━━━ Given records
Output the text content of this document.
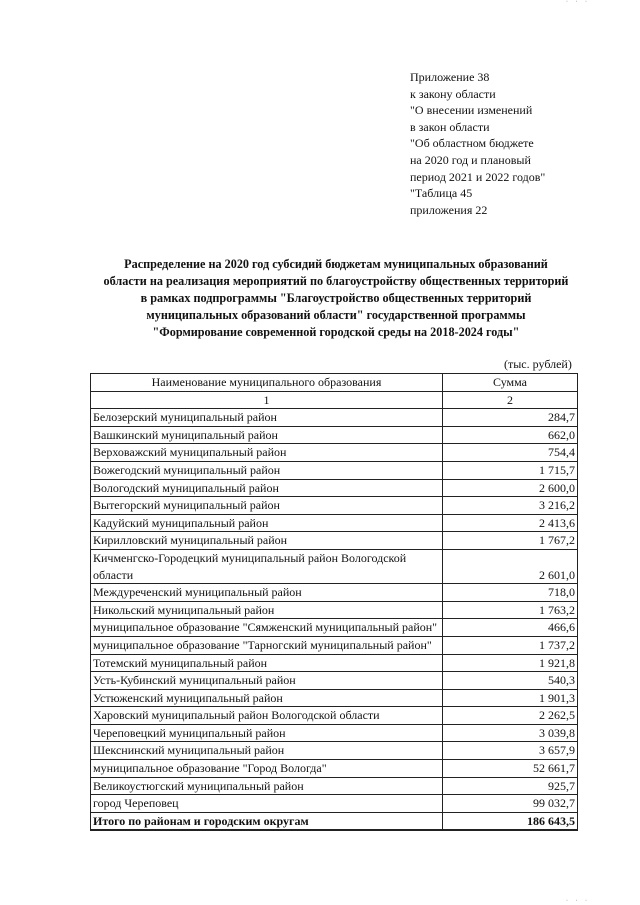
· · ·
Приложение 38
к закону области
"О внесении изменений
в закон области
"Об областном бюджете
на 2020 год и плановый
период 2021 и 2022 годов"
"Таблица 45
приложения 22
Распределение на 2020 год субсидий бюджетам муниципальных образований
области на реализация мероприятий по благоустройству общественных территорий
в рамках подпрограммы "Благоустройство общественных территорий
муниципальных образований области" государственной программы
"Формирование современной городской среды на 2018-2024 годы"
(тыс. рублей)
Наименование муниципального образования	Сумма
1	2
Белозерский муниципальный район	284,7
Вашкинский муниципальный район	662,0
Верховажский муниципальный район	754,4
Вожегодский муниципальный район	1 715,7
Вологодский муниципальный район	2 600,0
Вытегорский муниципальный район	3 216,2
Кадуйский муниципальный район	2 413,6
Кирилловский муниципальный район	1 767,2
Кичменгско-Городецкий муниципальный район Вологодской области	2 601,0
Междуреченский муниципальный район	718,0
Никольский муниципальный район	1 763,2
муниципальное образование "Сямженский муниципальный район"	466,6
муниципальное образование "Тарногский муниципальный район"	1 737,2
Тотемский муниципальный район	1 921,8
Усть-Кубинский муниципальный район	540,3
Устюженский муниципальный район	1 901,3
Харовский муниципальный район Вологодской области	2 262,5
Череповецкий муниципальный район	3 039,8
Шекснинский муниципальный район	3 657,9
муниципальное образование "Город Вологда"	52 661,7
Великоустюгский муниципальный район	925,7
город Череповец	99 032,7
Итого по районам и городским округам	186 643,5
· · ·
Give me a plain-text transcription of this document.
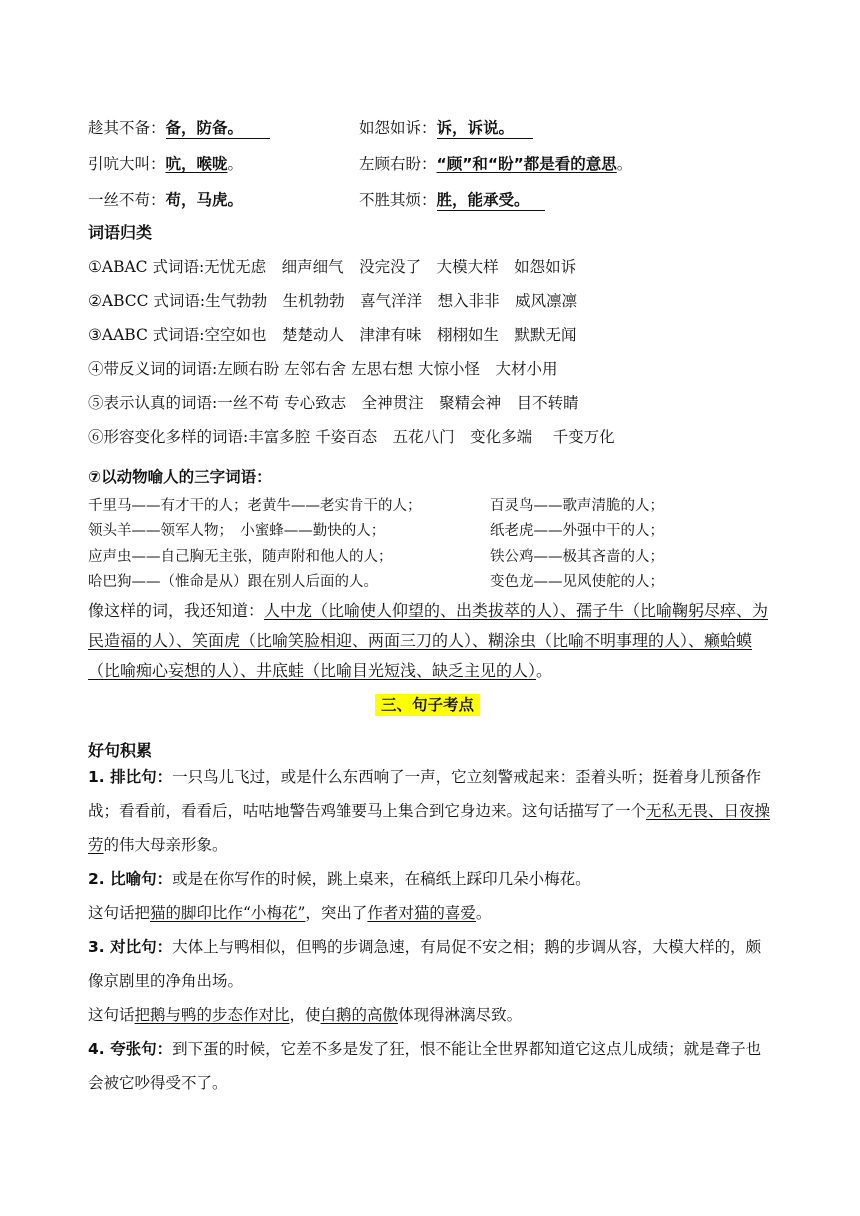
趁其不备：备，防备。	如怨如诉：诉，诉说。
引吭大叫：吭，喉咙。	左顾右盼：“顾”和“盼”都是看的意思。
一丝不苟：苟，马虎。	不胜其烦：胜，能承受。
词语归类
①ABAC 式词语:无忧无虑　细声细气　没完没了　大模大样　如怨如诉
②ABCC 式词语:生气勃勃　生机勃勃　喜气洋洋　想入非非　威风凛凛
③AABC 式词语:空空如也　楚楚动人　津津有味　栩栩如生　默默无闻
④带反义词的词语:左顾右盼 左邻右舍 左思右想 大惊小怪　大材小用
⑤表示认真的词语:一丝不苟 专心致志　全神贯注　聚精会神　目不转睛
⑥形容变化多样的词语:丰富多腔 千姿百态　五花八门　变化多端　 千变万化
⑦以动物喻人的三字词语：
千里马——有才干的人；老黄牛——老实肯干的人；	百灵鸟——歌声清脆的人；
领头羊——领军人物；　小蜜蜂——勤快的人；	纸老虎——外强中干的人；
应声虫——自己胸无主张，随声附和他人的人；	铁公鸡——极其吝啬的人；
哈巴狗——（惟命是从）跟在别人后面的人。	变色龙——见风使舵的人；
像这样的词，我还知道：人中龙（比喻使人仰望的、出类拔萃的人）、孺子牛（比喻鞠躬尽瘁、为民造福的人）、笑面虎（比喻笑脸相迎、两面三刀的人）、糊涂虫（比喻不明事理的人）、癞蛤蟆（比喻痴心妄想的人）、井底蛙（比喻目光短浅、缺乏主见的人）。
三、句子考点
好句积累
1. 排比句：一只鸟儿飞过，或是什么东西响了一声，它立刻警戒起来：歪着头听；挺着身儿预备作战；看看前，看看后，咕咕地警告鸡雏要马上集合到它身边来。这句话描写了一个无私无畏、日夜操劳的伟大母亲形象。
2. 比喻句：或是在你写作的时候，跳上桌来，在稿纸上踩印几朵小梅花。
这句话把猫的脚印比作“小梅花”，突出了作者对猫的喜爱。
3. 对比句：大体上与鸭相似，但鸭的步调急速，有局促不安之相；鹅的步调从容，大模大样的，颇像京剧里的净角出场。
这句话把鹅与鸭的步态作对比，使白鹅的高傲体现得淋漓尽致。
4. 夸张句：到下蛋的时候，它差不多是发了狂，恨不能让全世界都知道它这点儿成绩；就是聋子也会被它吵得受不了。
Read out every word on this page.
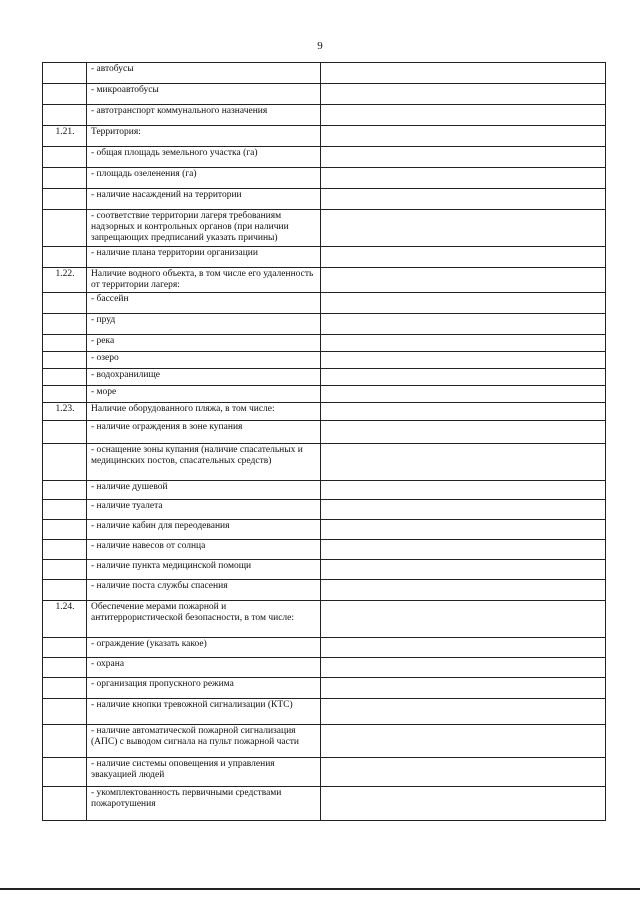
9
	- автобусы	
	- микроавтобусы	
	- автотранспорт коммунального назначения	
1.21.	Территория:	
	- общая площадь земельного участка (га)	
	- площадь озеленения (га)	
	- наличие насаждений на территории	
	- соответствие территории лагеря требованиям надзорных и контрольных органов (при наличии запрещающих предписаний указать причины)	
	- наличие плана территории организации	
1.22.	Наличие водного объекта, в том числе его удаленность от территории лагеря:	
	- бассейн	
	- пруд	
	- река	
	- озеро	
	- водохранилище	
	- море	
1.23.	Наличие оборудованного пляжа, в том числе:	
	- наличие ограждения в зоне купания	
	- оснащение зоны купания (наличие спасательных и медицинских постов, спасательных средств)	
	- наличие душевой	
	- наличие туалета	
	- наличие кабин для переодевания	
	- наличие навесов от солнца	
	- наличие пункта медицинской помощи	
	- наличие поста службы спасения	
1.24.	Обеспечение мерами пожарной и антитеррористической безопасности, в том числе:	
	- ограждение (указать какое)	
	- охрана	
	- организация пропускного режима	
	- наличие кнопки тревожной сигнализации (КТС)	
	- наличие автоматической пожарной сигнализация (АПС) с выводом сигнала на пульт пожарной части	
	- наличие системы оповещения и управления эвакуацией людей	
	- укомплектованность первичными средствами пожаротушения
━━━━━━
- _What is expected_: Copy out all the entries exactly. Images stay out of the copy.

- _Response_:
Output the text content of this document.
· · ·
Приложение 38
к закону области
"О внесении изменений
в закон области
"Об областном бюджете
на 2020 год и плановый
период 2021 и 2022 годов"
"Таблица 45
приложения 22
Распределение на 2020 год субсидий бюджетам муниципальных образований
области на реализация мероприятий по благоустройству общественных территорий
в рамках подпрограммы "Благоустройство общественных территорий
муниципальных образований области" государственной программы
"Формирование современной городской среды на 2018-2024 годы"
(тыс. рублей)
Наименование муниципального образования	Сумма
1	2
Белозерский муниципальный район	284,7
Вашкинский муниципальный район	662,0
Верховажский муниципальный район	754,4
Вожегодский муниципальный район	1 715,7
Вологодский муниципальный район	2 600,0
Вытегорский муниципальный район	3 216,2
Кадуйский муниципальный район	2 413,6
Кирилловский муниципальный район	1 767,2
Кичменгско-Городецкий муниципальный район Вологодской области	2 601,0
Междуреченский муниципальный район	718,0
Никольский муниципальный район	1 763,2
муниципальное образование "Сямженский муниципальный район"	466,6
муниципальное образование "Тарногский муниципальный район"	1 737,2
Тотемский муниципальный район	1 921,8
Усть-Кубинский муниципальный район	540,3
Устюженский муниципальный район	1 901,3
Харовский муниципальный район Вологодской области	2 262,5
Череповецкий муниципальный район	3 039,8
Шекснинский муниципальный район	3 657,9
муниципальное образование "Город Вологда"	52 661,7
Великоустюгский муниципальный район	925,7
город Череповец	99 032,7
Итого по районам и городским округам	186 643,5
· · ·
Give me a plain-text transcription of this document.
趁其不备：备，防备。	如怨如诉：诉，诉说。
引吭大叫：吭，喉咙。	左顾右盼：“顾”和“盼”都是看的意思。
一丝不苟：苟，马虎。	不胜其烦：胜，能承受。
词语归类
①ABAC 式词语:无忧无虑　细声细气　没完没了　大模大样　如怨如诉
②ABCC 式词语:生气勃勃　生机勃勃　喜气洋洋　想入非非　威风凛凛
③AABC 式词语:空空如也　楚楚动人　津津有味　栩栩如生　默默无闻
④带反义词的词语:左顾右盼 左邻右舍 左思右想 大惊小怪　大材小用
⑤表示认真的词语:一丝不苟 专心致志　全神贯注　聚精会神　目不转睛
⑥形容变化多样的词语:丰富多腔 千姿百态　五花八门　变化多端　 千变万化
⑦以动物喻人的三字词语：
千里马——有才干的人；老黄牛——老实肯干的人；	百灵鸟——歌声清脆的人；
领头羊——领军人物；　小蜜蜂——勤快的人；	纸老虎——外强中干的人；
应声虫——自己胸无主张，随声附和他人的人；	铁公鸡——极其吝啬的人；
哈巴狗——（惟命是从）跟在别人后面的人。	变色龙——见风使舵的人；
像这样的词，我还知道：人中龙（比喻使人仰望的、出类拔萃的人）、孺子牛（比喻鞠躬尽瘁、为民造福的人）、笑面虎（比喻笑脸相迎、两面三刀的人）、糊涂虫（比喻不明事理的人）、癞蛤蟆（比喻痴心妄想的人）、井底蛙（比喻目光短浅、缺乏主见的人）。
三、句子考点
好句积累
1. 排比句：一只鸟儿飞过，或是什么东西响了一声，它立刻警戒起来：歪着头听；挺着身儿预备作战；看看前，看看后，咕咕地警告鸡雏要马上集合到它身边来。这句话描写了一个无私无畏、日夜操劳的伟大母亲形象。
2. 比喻句：或是在你写作的时候，跳上桌来，在稿纸上踩印几朵小梅花。
这句话把猫的脚印比作“小梅花”，突出了作者对猫的喜爱。
3. 对比句：大体上与鸭相似，但鸭的步调急速，有局促不安之相；鹅的步调从容，大模大样的，颇像京剧里的净角出场。
这句话把鹅与鸭的步态作对比，使白鹅的高傲体现得淋漓尽致。
4. 夸张句：到下蛋的时候，它差不多是发了狂，恨不能让全世界都知道它这点儿成绩；就是聋子也会被它吵得受不了。
Read out every word on this page.
9
	- автобусы	
	- микроавтобусы	
	- автотранспорт коммунального назначения	
1.21.	Территория:	
	- общая площадь земельного участка (га)	
	- площадь озеленения (га)	
	- наличие насаждений на территории	
	- соответствие территории лагеря требованиям надзорных и контрольных органов (при наличии запрещающих предписаний указать причины)	
	- наличие плана территории организации	
1.22.	Наличие водного объекта, в том числе его удаленность от территории лагеря:	
	- бассейн	
	- пруд	
	- река	
	- озеро	
	- водохранилище	
	- море	
1.23.	Наличие оборудованного пляжа, в том числе:	
	- наличие ограждения в зоне купания	
	- оснащение зоны купания (наличие спасательных и медицинских постов, спасательных средств)	
	- наличие душевой	
	- наличие туалета	
	- наличие кабин для переодевания	
	- наличие навесов от солнца	
	- наличие пункта медицинской помощи	
	- наличие поста службы спасения	
1.24.	Обеспечение мерами пожарной и антитеррористической безопасности, в том числе:	
	- ограждение (указать какое)	
	- охрана	
	- организация пропускного режима	
	- наличие кнопки тревожной сигнализации (КТС)	
	- наличие автоматической пожарной сигнализация (АПС) с выводом сигнала на пульт пожарной части	
	- наличие системы оповещения и управления эвакуацией людей	
	- укомплектованность первичными средствами пожаротушения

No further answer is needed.